# Exercise objective
Copy out all of the data exactly as it appears.

# Provided material
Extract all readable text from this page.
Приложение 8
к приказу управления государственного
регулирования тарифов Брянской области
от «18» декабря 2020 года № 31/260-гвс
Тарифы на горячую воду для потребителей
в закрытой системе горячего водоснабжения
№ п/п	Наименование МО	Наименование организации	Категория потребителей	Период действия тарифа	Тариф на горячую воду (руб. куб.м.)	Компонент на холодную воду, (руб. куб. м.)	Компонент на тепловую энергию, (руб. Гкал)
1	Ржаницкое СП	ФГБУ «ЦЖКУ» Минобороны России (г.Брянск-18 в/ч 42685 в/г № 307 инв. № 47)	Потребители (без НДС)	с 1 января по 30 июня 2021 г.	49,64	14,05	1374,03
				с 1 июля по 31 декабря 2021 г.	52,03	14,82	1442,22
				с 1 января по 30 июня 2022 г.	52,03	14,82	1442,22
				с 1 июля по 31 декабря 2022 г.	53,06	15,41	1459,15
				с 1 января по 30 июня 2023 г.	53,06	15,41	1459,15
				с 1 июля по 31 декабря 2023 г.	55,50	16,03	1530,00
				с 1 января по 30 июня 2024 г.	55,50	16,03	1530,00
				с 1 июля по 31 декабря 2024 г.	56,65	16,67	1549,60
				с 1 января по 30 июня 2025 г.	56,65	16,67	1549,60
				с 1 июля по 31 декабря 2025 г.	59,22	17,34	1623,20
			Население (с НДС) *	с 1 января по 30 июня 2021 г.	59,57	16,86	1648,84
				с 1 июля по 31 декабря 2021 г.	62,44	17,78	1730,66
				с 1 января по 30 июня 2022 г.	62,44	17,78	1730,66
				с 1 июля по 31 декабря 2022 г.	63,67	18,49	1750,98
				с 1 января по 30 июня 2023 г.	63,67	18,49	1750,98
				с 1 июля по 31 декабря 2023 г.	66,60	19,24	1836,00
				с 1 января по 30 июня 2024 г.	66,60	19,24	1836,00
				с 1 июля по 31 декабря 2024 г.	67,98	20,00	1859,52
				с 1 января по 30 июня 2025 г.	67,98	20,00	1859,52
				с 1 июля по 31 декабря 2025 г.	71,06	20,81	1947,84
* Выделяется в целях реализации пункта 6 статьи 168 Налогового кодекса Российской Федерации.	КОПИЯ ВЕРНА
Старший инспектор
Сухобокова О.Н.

# Response
Extract all readable text from this page.
Приложение 8
к приказу управления государственного
регулирования тарифов Брянской области
от «18» декабря 2020 года № 31/260-гвс
Тарифы на горячую воду для потребителей
в закрытой системе горячего водоснабжения
№ п/п	Наименование МО	Наименование организации	Категория потребителей	Период действия тарифа	Тариф на горячую воду (руб. куб.м.)	Компонент на холодную воду, (руб. куб. м.)	Компонент на тепловую энергию, (руб. Гкал)
1	Ржаницкое СП	ФГБУ «ЦЖКУ» Минобороны России (г.Брянск-18 в/ч 42685 в/г № 307 инв. № 47)	Потребители (без НДС)	с 1 января по 30 июня 2021 г.	49,64	14,05	1374,03
				с 1 июля по 31 декабря 2021 г.	52,03	14,82	1442,22
				с 1 января по 30 июня 2022 г.	52,03	14,82	1442,22
				с 1 июля по 31 декабря 2022 г.	53,06	15,41	1459,15
				с 1 января по 30 июня 2023 г.	53,06	15,41	1459,15
				с 1 июля по 31 декабря 2023 г.	55,50	16,03	1530,00
				с 1 января по 30 июня 2024 г.	55,50	16,03	1530,00
				с 1 июля по 31 декабря 2024 г.	56,65	16,67	1549,60
				с 1 января по 30 июня 2025 г.	56,65	16,67	1549,60
				с 1 июля по 31 декабря 2025 г.	59,22	17,34	1623,20
			Население (с НДС) *	с 1 января по 30 июня 2021 г.	59,57	16,86	1648,84
				с 1 июля по 31 декабря 2021 г.	62,44	17,78	1730,66
				с 1 января по 30 июня 2022 г.	62,44	17,78	1730,66
				с 1 июля по 31 декабря 2022 г.	63,67	18,49	1750,98
				с 1 января по 30 июня 2023 г.	63,67	18,49	1750,98
				с 1 июля по 31 декабря 2023 г.	66,60	19,24	1836,00
				с 1 января по 30 июня 2024 г.	66,60	19,24	1836,00
				с 1 июля по 31 декабря 2024 г.	67,98	20,00	1859,52
				с 1 января по 30 июня 2025 г.	67,98	20,00	1859,52
				с 1 июля по 31 декабря 2025 г.	71,06	20,81	1947,84
* Выделяется в целях реализации пункта 6 статьи 168 Налогового кодекса Российской Федерации.	КОПИЯ ВЕРНА
Старший инспектор
Сухобокова О.Н.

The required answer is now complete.